REQUIRED TASK: Only a number is wanted: how many lines in the listing contain the word "Noise"?

PROVIDED DATA:
-=-=-=-=-
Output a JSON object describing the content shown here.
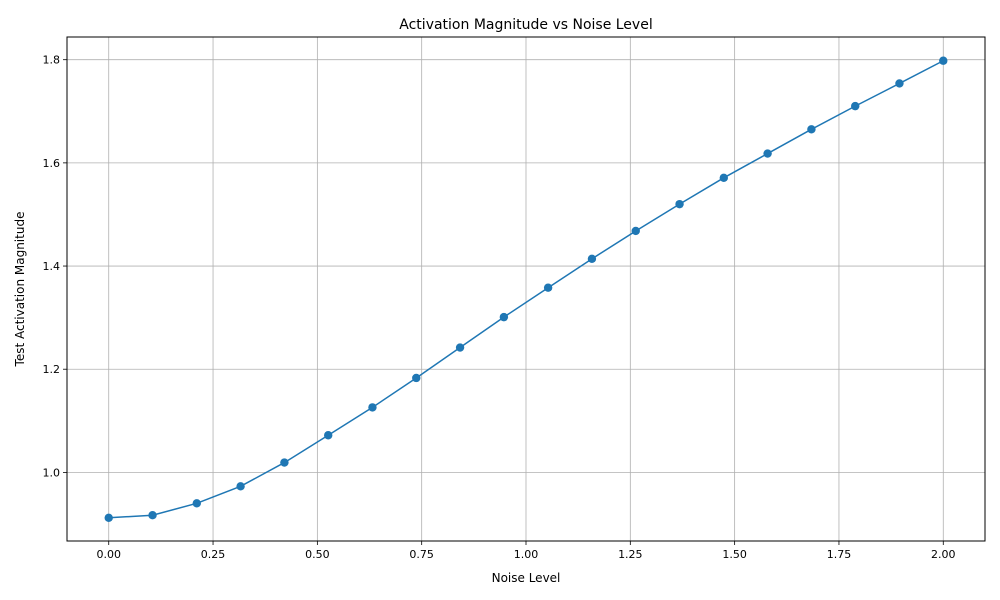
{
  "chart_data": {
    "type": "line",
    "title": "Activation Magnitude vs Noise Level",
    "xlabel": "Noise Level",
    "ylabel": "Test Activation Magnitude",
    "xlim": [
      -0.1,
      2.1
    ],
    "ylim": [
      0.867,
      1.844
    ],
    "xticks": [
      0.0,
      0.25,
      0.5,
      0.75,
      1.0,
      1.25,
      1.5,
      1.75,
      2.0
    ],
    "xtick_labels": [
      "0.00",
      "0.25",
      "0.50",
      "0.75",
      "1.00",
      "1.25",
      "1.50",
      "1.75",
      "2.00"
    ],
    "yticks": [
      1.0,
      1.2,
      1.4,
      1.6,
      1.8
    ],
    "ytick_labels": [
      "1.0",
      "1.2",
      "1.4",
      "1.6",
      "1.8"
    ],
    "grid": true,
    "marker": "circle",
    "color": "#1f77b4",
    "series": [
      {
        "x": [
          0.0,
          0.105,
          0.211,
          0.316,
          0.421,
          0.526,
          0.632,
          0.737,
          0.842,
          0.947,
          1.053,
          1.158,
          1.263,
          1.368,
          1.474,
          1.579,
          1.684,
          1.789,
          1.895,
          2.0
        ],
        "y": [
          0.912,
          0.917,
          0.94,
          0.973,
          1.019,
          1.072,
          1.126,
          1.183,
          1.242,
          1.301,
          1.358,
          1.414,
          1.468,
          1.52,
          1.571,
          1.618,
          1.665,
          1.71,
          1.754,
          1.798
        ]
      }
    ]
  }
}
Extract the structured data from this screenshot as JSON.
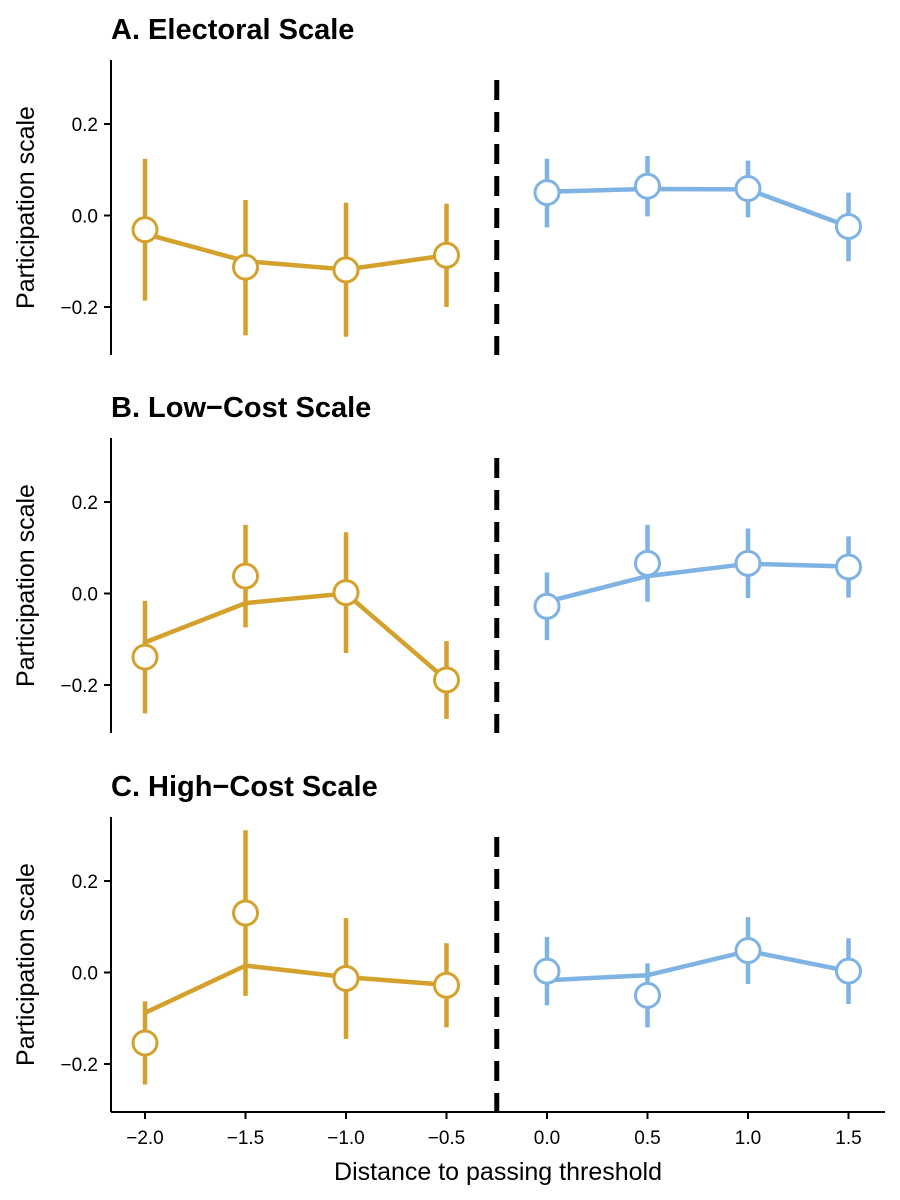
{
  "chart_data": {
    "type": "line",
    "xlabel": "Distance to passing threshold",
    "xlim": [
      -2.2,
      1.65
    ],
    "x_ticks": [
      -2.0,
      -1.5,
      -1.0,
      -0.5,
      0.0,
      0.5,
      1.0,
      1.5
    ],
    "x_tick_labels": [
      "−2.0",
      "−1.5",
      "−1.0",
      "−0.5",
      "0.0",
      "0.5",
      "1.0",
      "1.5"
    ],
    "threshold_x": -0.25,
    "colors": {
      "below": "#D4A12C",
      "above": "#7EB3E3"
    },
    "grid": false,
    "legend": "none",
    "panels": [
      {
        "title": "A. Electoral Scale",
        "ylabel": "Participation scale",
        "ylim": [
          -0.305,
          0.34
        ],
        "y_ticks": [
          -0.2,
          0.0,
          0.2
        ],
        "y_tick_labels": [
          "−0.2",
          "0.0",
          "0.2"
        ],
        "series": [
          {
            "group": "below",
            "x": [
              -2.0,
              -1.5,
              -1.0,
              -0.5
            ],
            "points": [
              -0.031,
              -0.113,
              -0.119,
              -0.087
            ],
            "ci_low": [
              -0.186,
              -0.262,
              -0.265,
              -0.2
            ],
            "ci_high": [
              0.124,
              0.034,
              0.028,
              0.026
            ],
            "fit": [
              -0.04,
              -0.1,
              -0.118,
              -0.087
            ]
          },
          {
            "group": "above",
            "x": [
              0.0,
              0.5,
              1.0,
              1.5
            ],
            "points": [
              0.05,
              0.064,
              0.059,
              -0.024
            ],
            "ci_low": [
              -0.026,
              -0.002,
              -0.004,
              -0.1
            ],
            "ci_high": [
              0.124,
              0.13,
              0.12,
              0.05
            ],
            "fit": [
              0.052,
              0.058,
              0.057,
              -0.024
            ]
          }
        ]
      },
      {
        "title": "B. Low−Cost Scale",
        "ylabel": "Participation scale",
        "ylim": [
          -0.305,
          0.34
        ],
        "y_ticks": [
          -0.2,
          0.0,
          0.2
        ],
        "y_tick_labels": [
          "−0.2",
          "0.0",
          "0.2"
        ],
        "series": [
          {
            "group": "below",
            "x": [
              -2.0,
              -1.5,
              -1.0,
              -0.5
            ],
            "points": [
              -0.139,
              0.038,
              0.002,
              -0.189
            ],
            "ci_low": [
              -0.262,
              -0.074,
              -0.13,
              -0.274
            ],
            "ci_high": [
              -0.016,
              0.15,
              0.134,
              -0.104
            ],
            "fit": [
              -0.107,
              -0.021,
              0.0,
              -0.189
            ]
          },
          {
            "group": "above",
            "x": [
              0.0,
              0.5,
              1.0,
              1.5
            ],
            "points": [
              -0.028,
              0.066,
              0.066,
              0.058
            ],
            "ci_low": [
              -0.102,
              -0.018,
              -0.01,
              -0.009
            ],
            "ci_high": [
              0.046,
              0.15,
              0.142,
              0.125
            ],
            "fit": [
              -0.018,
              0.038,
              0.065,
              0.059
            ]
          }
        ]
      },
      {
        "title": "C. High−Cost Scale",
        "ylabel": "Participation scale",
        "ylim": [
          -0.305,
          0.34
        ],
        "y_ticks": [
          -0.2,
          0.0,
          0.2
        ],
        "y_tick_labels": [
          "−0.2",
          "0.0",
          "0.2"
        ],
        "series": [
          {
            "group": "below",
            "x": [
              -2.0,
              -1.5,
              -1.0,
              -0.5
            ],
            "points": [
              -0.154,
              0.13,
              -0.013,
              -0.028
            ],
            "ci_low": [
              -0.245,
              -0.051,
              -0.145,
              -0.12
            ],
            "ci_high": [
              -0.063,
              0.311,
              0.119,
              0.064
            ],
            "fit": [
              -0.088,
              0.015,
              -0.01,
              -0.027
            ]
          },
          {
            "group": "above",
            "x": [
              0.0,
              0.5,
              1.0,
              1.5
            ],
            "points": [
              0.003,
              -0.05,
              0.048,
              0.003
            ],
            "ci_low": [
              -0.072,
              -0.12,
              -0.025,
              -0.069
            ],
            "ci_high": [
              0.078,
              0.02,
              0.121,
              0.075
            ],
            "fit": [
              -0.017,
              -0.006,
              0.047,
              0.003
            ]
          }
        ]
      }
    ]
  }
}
-=-=-=-=-
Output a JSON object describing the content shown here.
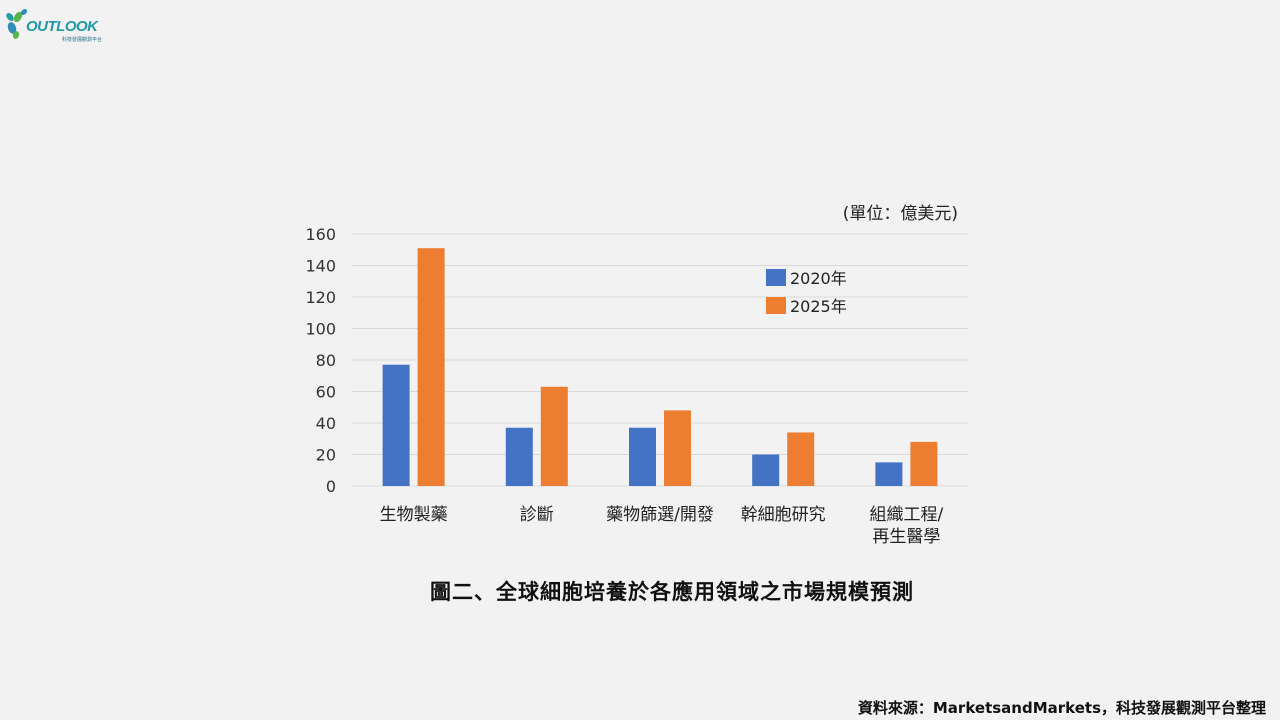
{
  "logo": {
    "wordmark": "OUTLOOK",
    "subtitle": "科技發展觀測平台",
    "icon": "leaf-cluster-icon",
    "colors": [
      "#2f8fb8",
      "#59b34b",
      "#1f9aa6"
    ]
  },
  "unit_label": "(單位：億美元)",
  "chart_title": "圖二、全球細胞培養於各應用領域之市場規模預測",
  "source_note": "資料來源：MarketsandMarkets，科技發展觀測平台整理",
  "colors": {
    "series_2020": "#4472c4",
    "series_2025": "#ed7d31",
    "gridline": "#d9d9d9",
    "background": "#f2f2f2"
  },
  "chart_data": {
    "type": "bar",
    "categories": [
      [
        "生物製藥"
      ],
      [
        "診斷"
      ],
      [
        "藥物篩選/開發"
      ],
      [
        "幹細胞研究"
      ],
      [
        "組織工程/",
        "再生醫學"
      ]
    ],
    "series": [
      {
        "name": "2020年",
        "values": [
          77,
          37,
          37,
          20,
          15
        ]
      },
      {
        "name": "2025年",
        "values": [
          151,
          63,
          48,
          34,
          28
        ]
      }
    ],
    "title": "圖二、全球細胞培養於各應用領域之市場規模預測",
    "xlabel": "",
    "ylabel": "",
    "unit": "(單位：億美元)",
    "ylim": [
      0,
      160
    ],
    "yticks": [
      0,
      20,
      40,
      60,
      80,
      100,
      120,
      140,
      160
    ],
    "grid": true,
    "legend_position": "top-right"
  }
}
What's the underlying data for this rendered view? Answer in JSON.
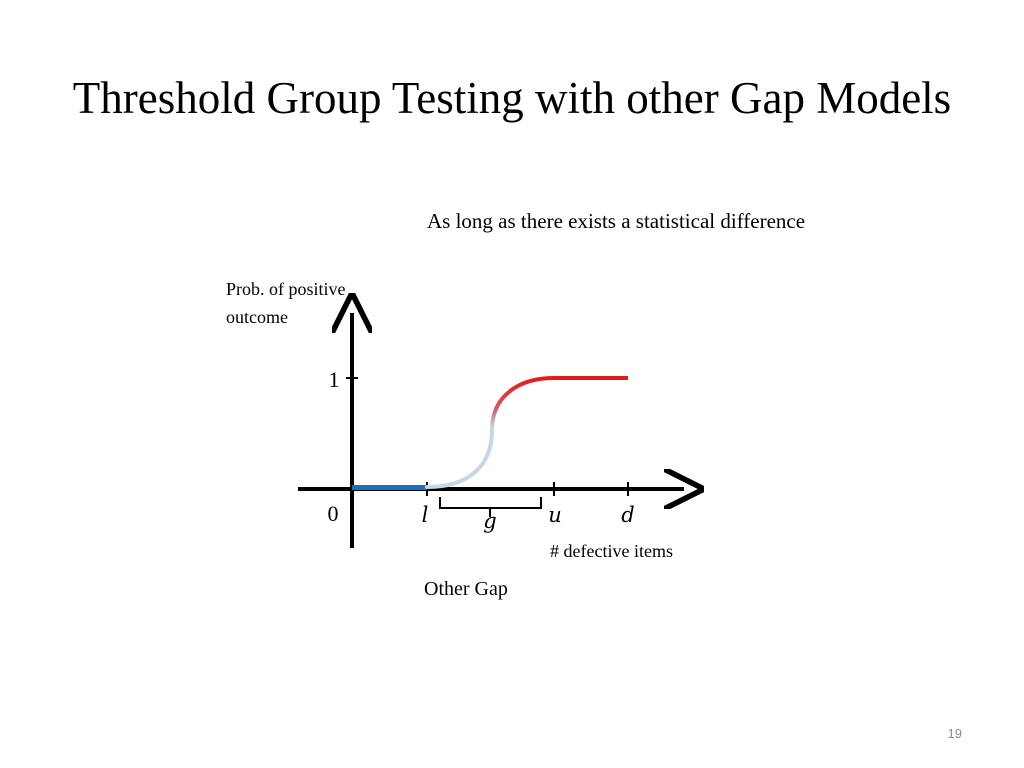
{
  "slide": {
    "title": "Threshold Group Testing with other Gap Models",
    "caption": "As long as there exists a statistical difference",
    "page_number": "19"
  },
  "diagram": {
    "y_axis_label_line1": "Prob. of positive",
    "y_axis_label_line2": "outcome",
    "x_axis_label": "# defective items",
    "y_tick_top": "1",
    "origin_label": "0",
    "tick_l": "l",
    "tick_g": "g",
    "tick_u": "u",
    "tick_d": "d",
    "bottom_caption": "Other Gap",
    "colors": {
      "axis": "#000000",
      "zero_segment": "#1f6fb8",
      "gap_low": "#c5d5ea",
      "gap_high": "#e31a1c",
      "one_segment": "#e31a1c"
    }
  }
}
-=-=-=-=-
RESPONSE TO THE EXERCISE: 2